:: SOURCE

This follows from the fact that the localisation functor $\mathsf{T}\rightarrow \mathsf{T}_{\mathfrak{p}}$ taking $X$ to $X_{\mathfrak{p}}$ preserves compactness and that for compact objects $X,Y$ in $\mathsf{T}$

$$\begin{eqnarray}\operatorname{Hom}_{\mathsf{T}}^{\ast }(X,Y)_{\mathfrak{ p}}\xrightarrow[{}]{{\sim}}\operatorname{Hom}_{\mathsf{T}_{\mathfrak{p}}}^{\ast }(X_{\mathfrak{ p}},Y_{\mathfrak{p}}).\end{eqnarray}$$

For details we refer to [Reference Benson, Iyengar and KrauseBIK08].

::::
:: SOURCE EXCERPT

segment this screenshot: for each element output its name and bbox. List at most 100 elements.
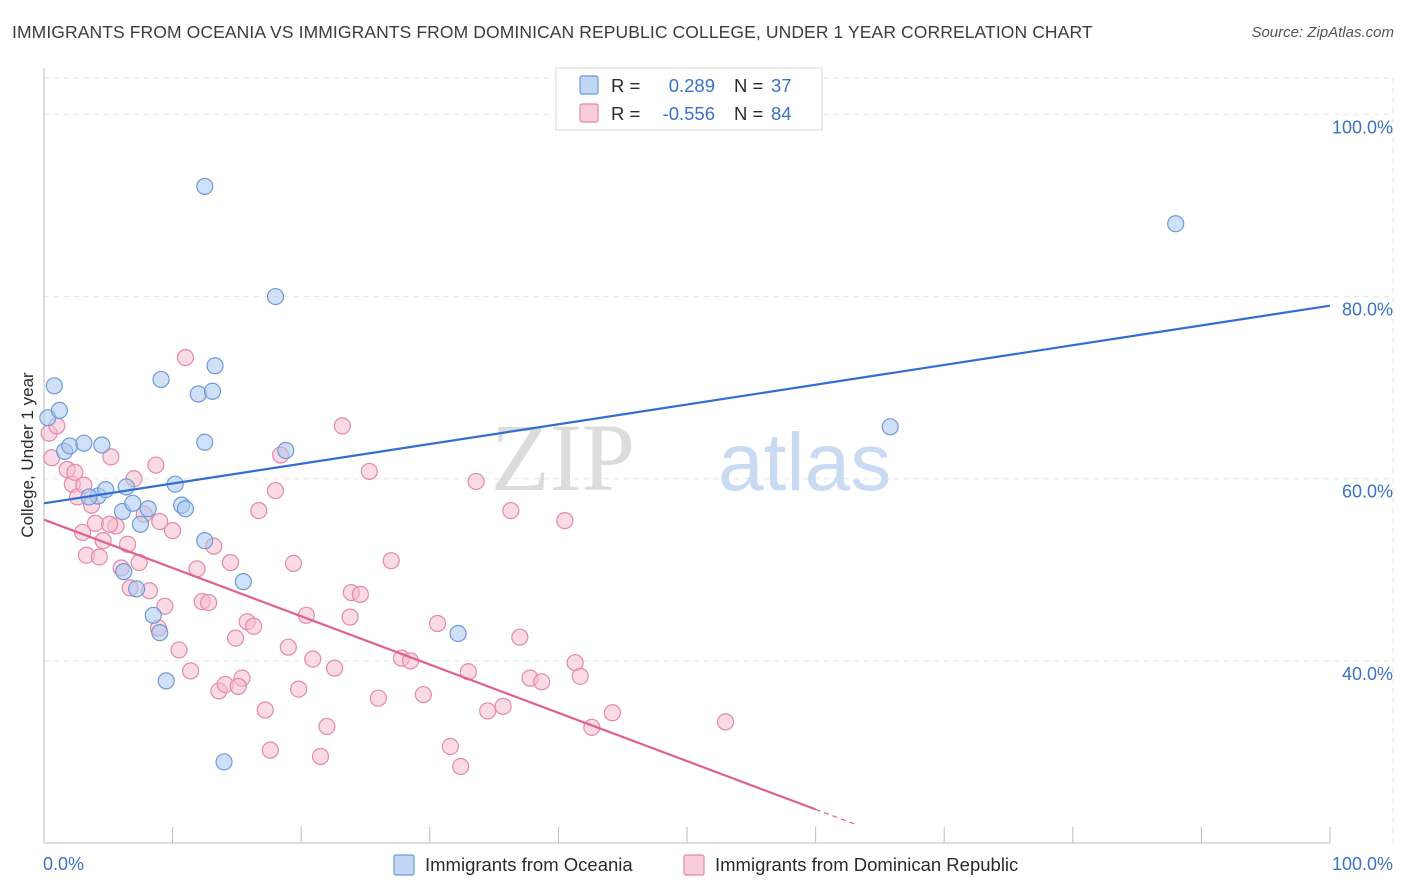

::::

_REQUIREMENT 1_
In the localization functor passage, what does the functor that takes X to its localization preserve?
_REQUIREMENT 2_
Transcribe everything in the localization functor passage from "This follows from" down to "Iyengar and KrauseBIK08].".

_OUTPUT 1_
Compactness

_OUTPUT 2_
This follows from the fact that the localisation functor $\mathsf{T}\rightarrow \mathsf{T}_{\mathfrak{p}}$ taking $X$ to $X_{\mathfrak{p}}$ preserves compactness and that for compact objects $X,Y$ in $\mathsf{T}$

$$\begin{eqnarray}\operatorname{Hom}_{\mathsf{T}}^{\ast }(X,Y)_{\mathfrak{ p}}\xrightarrow[{}]{{\sim}}\operatorname{Hom}_{\mathsf{T}_{\mathfrak{p}}}^{\ast }(X_{\mathfrak{ p}},Y_{\mathfrak{p}}).\end{eqnarray}$$

For details we refer to [Reference Benson, Iyengar and KrauseBIK08].